-- DATA FOR PROCESSING start --
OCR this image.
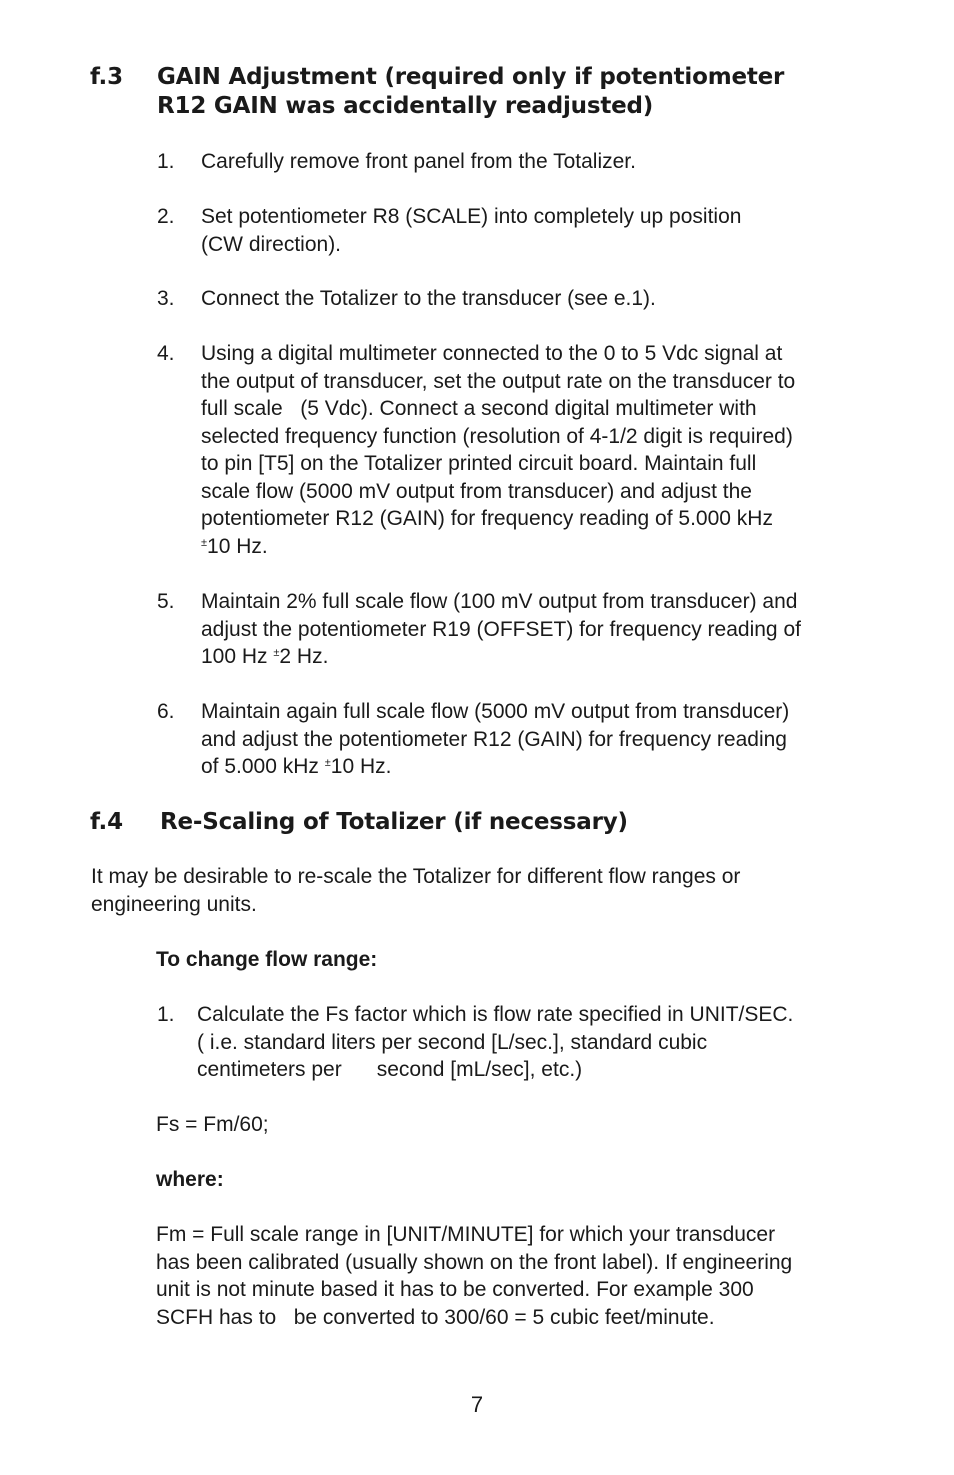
f.3 GAIN Adjustment (required only if potentiometer
R12 GAIN was accidentally readjusted)
1. Carefully remove front panel from the Totalizer.
2. Set potentiometer R8 (SCALE) into completely up position
(CW direction).
3. Connect the Totalizer to the transducer (see e.1).
4. Using a digital multimeter connected to the 0 to 5 Vdc signal at
the output of transducer, set the output rate on the transducer to
full scale   (5 Vdc). Connect a second digital multimeter with
selected frequency function (resolution of 4-1/2 digit is required)
to pin [T5] on the Totalizer printed circuit board. Maintain full
scale flow (5000 mV output from transducer) and adjust the
potentiometer R12 (GAIN) for frequency reading of 5.000 kHz
±10 Hz.
5. Maintain 2% full scale flow (100 mV output from transducer) and
adjust the potentiometer R19 (OFFSET) for frequency reading of
100 Hz ±2 Hz.
6. Maintain again full scale flow (5000 mV output from transducer)
and adjust the potentiometer R12 (GAIN) for frequency reading
of 5.000 kHz ±10 Hz.
f.4 Re-Scaling of Totalizer (if necessary)
It may be desirable to re-scale the Totalizer for different flow ranges or
engineering units.
To change flow range:
1. Calculate the Fs factor which is flow rate specified in UNIT/SEC.
( i.e. standard liters per second [L/sec.], standard cubic
centimeters per      second [mL/sec], etc.)
Fs = Fm/60;
where:
Fm = Full scale range in [UNIT/MINUTE] for which your transducer
has been calibrated (usually shown on the front label). If engineering
unit is not minute based it has to be converted. For example 300
SCFH has to   be converted to 300/60 = 5 cubic feet/minute.
7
-- DATA FOR PROCESSING end --
_GIVEN EXERCISE_
Produce an exact copy of each line of data, skipping embedded images.

_ANSWER IN FULL_
OCR this image.
f.3 GAIN Adjustment (required only if potentiometer
R12 GAIN was accidentally readjusted)
1. Carefully remove front panel from the Totalizer.
2. Set potentiometer R8 (SCALE) into completely up position
(CW direction).
3. Connect the Totalizer to the transducer (see e.1).
4. Using a digital multimeter connected to the 0 to 5 Vdc signal at
the output of transducer, set the output rate on the transducer to
full scale   (5 Vdc). Connect a second digital multimeter with
selected frequency function (resolution of 4-1/2 digit is required)
to pin [T5] on the Totalizer printed circuit board. Maintain full
scale flow (5000 mV output from transducer) and adjust the
potentiometer R12 (GAIN) for frequency reading of 5.000 kHz
±10 Hz.
5. Maintain 2% full scale flow (100 mV output from transducer) and
adjust the potentiometer R19 (OFFSET) for frequency reading of
100 Hz ±2 Hz.
6. Maintain again full scale flow (5000 mV output from transducer)
and adjust the potentiometer R12 (GAIN) for frequency reading
of 5.000 kHz ±10 Hz.
f.4 Re-Scaling of Totalizer (if necessary)
It may be desirable to re-scale the Totalizer for different flow ranges or
engineering units.
To change flow range:
1. Calculate the Fs factor which is flow rate specified in UNIT/SEC.
( i.e. standard liters per second [L/sec.], standard cubic
centimeters per      second [mL/sec], etc.)
Fs = Fm/60;
where:
Fm = Full scale range in [UNIT/MINUTE] for which your transducer
has been calibrated (usually shown on the front label). If engineering
unit is not minute based it has to be converted. For example 300
SCFH has to   be converted to 300/60 = 5 cubic feet/minute.
7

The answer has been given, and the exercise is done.